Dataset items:
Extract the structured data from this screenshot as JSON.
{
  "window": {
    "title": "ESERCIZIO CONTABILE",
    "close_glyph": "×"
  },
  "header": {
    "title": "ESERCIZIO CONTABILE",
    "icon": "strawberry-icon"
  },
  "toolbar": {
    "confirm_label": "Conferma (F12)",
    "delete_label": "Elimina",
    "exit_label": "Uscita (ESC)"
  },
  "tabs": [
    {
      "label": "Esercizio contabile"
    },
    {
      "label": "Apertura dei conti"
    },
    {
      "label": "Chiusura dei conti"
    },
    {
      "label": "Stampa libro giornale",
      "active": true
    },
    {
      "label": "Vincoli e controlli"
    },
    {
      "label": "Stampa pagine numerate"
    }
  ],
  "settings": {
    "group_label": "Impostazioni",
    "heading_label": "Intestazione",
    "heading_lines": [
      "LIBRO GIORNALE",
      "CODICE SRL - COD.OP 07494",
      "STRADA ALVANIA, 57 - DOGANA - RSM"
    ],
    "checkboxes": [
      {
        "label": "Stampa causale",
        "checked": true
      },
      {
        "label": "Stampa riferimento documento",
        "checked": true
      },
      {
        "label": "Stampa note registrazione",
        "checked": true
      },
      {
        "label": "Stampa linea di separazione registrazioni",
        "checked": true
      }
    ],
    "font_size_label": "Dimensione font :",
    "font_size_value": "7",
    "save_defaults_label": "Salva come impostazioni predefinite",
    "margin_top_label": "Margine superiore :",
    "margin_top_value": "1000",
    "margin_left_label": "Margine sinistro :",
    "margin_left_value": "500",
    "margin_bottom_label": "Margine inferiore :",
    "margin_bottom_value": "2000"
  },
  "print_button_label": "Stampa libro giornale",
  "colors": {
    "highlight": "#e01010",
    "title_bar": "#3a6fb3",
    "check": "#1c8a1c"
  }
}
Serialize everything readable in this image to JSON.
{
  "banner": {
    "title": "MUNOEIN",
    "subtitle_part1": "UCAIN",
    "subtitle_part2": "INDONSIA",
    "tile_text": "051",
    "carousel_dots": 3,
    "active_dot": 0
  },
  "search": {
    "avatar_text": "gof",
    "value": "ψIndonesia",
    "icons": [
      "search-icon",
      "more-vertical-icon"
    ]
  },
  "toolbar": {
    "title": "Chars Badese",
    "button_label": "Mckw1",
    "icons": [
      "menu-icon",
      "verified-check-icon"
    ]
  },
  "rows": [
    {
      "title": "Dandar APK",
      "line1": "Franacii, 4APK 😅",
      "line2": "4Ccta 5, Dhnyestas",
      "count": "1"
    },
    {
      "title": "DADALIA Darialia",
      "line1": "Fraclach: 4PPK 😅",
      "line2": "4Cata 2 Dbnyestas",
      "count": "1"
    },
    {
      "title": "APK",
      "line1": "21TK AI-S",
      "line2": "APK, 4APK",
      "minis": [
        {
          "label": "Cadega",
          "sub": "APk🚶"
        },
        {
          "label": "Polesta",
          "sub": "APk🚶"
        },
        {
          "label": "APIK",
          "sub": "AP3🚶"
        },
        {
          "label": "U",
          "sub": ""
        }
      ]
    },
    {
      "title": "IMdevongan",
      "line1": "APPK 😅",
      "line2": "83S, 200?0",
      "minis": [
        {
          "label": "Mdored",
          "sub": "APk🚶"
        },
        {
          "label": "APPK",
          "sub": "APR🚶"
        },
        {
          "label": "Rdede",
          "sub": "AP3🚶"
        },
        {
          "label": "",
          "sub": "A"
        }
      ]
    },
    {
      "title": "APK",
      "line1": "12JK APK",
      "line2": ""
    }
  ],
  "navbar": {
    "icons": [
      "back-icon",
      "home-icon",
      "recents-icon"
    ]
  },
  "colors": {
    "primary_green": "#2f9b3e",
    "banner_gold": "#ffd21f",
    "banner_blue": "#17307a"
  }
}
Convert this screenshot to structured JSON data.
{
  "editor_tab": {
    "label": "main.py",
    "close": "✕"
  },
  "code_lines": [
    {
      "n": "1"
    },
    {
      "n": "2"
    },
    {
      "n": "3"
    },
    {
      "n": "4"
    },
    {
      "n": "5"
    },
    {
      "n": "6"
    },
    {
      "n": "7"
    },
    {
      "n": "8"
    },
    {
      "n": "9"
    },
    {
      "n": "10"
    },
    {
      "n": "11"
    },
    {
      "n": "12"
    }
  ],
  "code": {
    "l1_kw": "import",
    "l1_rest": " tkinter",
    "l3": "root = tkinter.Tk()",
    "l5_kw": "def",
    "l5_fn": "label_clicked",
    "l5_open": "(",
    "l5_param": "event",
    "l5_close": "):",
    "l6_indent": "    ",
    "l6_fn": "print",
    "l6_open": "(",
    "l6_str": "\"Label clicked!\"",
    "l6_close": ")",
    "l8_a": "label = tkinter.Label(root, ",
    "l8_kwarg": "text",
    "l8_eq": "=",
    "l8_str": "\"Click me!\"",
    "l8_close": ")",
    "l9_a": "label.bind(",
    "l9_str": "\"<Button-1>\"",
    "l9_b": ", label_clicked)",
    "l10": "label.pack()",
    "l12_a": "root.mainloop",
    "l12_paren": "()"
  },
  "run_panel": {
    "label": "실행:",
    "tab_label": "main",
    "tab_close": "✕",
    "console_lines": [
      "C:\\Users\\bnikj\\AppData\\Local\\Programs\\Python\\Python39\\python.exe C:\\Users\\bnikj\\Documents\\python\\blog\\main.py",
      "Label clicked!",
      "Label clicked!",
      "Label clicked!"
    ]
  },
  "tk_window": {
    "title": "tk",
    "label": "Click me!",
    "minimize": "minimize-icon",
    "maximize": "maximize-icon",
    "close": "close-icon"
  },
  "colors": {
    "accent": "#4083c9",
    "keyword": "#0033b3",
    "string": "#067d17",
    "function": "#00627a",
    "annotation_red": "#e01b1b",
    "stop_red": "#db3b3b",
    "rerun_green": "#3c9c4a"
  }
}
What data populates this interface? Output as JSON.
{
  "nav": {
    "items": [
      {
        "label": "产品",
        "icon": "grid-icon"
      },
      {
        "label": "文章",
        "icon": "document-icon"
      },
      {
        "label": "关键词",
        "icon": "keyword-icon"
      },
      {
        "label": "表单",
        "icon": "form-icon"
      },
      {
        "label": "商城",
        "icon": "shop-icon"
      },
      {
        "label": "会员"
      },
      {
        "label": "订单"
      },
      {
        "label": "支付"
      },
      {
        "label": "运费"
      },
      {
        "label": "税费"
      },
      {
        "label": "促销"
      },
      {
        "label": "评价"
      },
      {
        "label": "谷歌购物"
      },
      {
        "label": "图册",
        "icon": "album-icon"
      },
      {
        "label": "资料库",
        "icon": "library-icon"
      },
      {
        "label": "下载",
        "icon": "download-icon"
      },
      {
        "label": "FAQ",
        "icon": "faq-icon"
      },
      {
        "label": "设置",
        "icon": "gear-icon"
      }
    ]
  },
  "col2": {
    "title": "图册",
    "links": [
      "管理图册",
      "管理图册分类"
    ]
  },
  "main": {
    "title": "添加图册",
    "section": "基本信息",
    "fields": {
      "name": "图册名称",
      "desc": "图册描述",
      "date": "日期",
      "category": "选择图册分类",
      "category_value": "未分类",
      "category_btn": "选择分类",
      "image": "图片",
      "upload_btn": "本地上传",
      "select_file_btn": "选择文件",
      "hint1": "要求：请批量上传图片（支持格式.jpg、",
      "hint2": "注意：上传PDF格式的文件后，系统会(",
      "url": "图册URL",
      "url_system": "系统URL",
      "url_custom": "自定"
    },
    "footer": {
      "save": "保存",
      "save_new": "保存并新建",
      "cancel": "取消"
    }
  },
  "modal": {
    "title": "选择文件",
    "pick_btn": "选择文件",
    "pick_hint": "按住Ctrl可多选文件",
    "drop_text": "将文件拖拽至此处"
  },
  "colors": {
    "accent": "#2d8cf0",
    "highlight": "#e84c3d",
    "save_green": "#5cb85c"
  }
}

- **DO THIS**
Give the count of lines in the records that contain "选择文件", and no other text.

- **CORRECT RESULT**
3